• [Information given]:
********

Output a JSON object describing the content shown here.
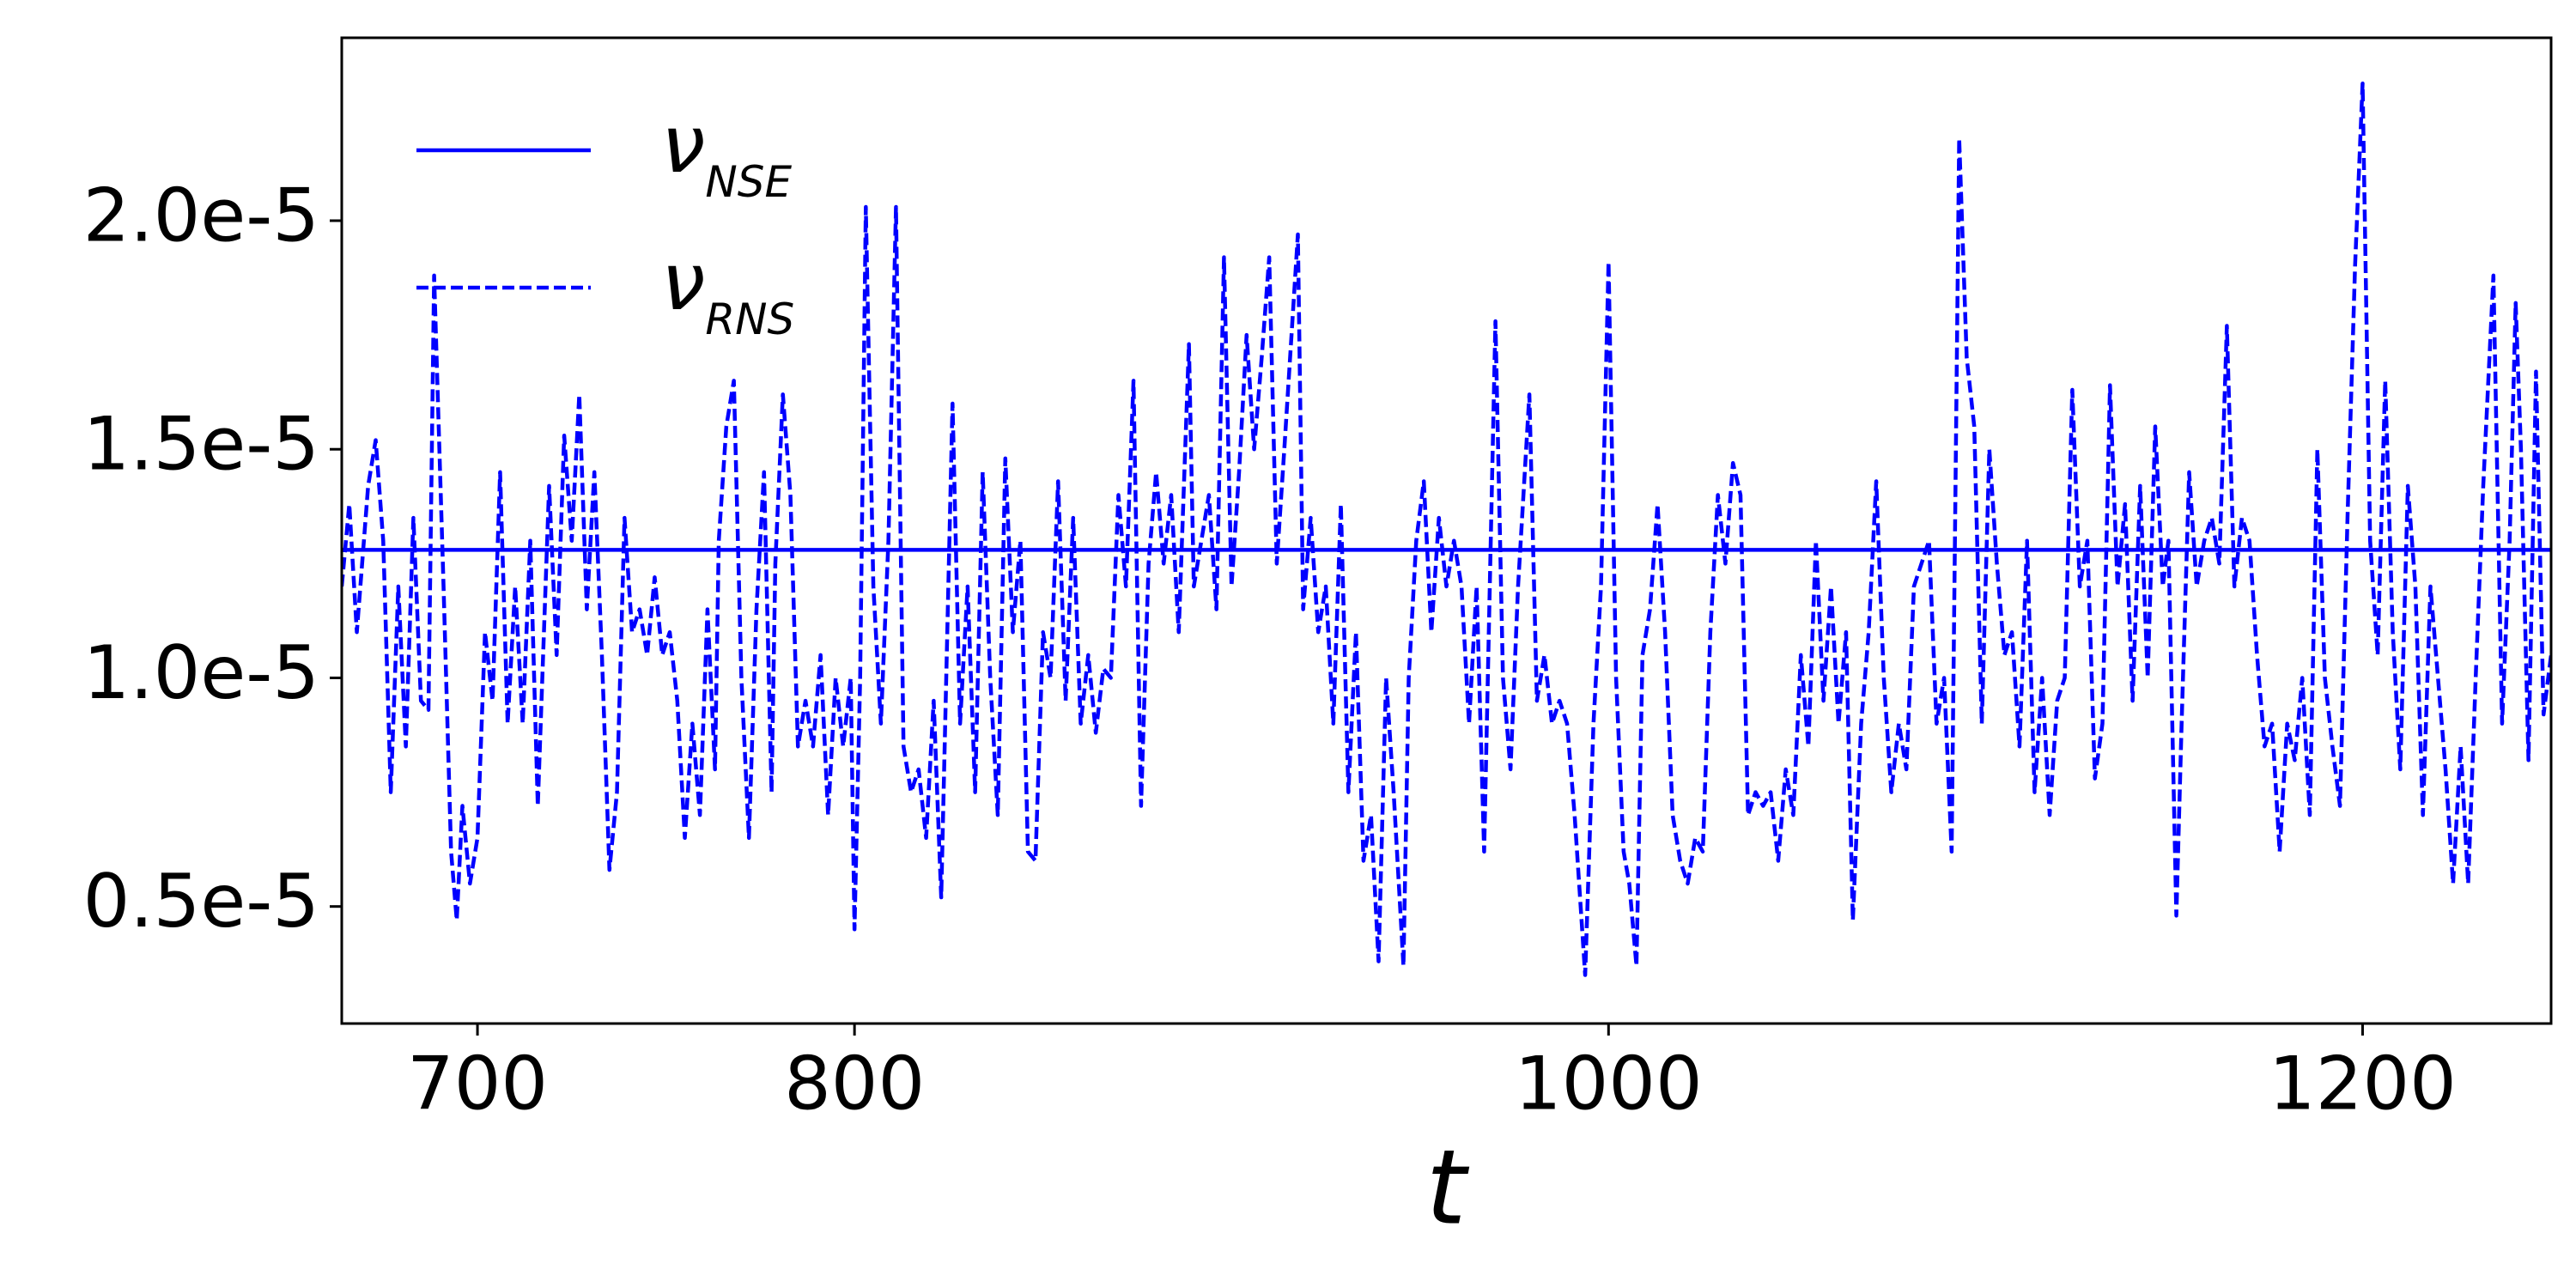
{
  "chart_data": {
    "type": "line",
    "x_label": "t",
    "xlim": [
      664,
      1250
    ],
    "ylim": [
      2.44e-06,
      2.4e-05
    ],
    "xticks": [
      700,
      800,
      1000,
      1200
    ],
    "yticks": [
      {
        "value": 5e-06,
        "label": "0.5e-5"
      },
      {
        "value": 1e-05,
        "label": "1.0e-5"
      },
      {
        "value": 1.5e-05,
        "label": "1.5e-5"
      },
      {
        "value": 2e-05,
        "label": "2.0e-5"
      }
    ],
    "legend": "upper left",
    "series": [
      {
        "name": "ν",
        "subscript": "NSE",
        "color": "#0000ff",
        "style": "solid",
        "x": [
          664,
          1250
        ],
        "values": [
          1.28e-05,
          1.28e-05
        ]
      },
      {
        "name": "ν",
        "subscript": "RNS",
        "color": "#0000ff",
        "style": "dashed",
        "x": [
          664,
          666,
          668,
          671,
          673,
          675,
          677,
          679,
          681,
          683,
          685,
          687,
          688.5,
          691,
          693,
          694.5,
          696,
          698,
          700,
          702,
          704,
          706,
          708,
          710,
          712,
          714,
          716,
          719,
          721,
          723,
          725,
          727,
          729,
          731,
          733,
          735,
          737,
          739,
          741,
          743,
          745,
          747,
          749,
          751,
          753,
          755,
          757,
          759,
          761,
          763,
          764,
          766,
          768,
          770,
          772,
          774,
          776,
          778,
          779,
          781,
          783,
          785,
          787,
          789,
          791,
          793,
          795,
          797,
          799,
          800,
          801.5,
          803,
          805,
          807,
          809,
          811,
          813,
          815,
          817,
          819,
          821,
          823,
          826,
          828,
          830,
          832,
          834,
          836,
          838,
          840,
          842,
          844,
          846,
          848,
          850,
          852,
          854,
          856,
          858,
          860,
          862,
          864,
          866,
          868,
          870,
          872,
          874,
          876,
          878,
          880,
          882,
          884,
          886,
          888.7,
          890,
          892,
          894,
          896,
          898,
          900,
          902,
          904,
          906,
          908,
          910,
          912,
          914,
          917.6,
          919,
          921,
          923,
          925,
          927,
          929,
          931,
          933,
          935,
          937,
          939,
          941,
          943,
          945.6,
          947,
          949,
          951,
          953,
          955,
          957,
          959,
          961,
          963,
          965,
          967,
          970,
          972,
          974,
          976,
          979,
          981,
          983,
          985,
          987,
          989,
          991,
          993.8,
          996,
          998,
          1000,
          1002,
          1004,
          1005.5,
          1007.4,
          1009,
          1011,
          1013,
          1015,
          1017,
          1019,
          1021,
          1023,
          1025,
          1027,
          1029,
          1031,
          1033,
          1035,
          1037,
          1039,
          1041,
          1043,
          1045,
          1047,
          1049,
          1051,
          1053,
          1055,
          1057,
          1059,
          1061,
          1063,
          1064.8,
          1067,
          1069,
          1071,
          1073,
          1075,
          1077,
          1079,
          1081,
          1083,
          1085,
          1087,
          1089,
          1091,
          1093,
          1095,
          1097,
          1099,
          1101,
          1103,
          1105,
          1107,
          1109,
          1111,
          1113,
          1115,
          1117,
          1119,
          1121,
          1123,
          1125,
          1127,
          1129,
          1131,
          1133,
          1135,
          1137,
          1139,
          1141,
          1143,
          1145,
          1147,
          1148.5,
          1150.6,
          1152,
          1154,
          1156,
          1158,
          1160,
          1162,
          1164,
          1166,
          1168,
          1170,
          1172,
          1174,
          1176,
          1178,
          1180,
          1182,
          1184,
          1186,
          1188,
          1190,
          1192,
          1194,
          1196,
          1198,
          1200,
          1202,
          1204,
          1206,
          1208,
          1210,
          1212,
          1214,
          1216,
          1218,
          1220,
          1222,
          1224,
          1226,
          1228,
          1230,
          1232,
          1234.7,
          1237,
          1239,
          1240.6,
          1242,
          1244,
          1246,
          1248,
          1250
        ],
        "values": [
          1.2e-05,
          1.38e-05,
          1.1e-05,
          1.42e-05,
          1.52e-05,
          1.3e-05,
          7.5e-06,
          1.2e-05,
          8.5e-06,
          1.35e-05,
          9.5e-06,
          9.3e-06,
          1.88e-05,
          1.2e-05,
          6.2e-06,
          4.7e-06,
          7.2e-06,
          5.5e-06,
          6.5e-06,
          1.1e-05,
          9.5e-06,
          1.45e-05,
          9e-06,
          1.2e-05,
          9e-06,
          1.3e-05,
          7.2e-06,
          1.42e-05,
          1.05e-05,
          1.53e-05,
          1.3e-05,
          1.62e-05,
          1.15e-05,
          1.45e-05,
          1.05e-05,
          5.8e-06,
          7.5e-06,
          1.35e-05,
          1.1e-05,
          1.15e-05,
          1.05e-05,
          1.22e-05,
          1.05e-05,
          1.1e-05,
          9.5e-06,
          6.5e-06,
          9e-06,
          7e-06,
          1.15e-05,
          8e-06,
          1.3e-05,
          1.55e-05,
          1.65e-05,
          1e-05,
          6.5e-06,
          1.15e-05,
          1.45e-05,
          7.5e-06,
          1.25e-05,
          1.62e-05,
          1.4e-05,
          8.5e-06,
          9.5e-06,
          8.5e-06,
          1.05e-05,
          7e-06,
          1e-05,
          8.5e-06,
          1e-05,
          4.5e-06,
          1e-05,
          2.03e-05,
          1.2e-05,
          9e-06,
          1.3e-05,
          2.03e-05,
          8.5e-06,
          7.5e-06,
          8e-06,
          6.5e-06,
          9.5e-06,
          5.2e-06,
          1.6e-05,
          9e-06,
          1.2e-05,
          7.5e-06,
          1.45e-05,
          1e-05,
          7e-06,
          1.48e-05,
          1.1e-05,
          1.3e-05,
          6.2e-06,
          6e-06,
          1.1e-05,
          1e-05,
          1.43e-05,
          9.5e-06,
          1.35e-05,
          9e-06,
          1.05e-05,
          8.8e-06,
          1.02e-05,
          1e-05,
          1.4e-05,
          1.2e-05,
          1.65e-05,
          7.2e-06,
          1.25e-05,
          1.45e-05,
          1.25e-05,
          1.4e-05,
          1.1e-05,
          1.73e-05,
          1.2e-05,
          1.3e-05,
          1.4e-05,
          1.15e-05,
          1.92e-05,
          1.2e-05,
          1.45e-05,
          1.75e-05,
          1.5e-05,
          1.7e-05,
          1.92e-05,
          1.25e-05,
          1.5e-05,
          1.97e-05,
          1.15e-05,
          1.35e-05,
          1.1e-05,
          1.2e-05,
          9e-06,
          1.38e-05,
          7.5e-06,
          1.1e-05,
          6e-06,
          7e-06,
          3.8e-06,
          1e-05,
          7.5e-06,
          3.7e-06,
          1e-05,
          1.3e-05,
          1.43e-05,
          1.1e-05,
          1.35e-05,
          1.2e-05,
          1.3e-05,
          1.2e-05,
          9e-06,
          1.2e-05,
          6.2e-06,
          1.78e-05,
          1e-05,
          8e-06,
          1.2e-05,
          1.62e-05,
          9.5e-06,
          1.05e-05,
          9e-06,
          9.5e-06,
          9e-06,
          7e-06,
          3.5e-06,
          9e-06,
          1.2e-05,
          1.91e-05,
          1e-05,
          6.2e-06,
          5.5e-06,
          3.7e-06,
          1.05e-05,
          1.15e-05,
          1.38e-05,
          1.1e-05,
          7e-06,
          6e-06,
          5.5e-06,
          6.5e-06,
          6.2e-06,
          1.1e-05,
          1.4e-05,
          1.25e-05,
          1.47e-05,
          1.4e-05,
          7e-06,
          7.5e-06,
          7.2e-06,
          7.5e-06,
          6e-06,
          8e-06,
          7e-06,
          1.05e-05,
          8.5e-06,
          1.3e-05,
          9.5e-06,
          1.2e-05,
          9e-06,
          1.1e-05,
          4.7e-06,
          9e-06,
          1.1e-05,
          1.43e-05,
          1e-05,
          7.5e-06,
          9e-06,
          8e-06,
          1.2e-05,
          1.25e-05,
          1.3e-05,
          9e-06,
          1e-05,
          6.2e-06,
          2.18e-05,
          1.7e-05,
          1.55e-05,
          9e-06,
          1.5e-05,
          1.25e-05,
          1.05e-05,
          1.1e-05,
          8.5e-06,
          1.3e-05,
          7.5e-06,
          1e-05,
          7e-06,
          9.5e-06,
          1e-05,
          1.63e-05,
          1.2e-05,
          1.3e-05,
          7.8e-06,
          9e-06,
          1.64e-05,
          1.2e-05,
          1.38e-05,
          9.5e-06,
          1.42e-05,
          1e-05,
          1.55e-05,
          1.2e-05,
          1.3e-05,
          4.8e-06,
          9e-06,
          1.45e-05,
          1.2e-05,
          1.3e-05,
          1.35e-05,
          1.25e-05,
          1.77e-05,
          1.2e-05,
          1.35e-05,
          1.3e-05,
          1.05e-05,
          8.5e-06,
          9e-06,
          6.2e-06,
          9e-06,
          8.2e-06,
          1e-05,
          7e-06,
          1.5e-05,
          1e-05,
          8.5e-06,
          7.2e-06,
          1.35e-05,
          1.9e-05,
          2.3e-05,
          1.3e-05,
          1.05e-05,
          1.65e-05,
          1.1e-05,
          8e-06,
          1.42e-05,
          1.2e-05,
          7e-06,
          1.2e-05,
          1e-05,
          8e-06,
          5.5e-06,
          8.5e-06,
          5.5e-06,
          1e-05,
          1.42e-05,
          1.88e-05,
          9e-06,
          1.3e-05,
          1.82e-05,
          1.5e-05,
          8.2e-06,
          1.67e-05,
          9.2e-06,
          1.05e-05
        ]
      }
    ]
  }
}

********

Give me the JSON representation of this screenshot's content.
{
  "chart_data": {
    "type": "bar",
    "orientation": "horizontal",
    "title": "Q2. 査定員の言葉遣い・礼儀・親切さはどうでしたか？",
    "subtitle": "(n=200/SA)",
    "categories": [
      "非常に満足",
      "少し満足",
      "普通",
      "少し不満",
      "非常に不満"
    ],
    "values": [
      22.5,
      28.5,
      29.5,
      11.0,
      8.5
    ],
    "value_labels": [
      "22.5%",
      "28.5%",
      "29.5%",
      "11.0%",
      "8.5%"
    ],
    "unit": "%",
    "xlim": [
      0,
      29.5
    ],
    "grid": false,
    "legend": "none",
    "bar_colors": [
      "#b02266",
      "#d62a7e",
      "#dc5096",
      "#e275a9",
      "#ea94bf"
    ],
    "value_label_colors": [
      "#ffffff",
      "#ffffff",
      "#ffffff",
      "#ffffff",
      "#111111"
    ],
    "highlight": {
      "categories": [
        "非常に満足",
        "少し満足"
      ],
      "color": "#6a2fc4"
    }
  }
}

********

• [What you are asked to do]: Using the listing above, say how many of its lines contain the string "JSON", giving nothing but the figure.

• [Output for this task]: 2